═══ ENTRIES SHOWN ═══

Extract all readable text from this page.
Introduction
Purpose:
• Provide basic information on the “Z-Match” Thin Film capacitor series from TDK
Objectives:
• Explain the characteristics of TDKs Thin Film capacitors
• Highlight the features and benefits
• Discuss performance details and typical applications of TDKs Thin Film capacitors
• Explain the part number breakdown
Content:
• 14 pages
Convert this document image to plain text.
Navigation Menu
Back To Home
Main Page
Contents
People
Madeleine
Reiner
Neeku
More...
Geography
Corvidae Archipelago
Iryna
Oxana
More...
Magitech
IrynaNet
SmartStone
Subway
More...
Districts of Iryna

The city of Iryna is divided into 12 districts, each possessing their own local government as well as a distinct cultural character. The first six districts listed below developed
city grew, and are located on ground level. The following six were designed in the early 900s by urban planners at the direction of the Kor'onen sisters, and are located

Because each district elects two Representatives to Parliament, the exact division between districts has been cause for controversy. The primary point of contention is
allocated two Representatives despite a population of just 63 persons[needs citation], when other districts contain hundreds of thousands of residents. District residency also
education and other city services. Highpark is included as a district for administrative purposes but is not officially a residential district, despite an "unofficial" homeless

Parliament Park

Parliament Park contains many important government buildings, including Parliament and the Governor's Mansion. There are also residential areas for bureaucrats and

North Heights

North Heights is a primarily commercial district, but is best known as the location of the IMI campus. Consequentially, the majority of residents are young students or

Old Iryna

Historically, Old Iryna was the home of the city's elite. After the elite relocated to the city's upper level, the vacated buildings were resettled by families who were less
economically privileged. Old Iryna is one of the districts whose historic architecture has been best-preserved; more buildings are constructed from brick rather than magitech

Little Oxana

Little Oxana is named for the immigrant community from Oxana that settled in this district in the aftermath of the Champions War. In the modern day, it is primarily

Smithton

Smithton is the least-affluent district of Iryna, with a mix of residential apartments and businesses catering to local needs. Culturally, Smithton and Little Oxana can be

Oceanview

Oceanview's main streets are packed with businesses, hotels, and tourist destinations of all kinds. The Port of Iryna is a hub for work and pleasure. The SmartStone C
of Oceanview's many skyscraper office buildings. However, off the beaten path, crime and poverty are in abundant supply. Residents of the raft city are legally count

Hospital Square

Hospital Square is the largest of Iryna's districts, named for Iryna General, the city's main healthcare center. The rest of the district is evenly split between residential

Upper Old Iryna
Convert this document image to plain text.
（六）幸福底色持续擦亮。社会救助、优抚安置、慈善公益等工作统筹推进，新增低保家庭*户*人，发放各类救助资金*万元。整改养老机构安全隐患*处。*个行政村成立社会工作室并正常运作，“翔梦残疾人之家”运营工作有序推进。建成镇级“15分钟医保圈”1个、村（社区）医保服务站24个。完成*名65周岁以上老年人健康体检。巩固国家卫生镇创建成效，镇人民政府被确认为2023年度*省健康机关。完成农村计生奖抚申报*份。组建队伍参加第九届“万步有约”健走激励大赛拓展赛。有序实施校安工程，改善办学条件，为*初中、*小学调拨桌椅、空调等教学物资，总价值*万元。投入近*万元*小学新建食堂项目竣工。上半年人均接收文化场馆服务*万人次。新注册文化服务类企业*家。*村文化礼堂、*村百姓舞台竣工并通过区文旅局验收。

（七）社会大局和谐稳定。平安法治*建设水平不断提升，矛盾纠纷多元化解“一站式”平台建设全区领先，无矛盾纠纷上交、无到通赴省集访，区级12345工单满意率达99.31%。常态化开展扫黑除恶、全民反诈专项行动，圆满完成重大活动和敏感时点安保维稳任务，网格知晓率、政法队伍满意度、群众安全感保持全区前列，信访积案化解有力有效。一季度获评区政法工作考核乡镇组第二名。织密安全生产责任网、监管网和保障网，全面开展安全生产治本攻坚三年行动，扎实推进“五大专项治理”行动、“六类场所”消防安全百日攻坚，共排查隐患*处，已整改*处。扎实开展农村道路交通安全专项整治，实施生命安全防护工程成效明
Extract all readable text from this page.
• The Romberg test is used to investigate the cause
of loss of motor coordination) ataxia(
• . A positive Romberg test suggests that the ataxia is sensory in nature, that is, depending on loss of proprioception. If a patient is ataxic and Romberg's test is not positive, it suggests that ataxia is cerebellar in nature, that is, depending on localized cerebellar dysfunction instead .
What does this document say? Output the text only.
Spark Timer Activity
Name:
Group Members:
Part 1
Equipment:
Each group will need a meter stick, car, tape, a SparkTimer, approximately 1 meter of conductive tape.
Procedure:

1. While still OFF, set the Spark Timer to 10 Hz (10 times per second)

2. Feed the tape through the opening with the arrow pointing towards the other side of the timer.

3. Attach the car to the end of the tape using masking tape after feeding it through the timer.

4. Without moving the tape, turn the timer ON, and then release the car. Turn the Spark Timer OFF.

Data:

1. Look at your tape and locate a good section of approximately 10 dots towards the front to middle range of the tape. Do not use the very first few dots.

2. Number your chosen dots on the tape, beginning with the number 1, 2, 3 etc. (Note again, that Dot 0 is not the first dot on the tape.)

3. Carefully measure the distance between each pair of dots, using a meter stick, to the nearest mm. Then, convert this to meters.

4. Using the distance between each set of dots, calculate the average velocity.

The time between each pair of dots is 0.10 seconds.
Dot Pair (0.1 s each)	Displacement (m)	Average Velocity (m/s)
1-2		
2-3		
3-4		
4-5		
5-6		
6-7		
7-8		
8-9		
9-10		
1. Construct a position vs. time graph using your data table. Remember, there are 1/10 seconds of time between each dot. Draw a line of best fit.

═══

GIVEN PROBLEM: Across the material above, how many lines include the string "businesses"? Only the number is wanted.

CORRECT RESPONSE: 2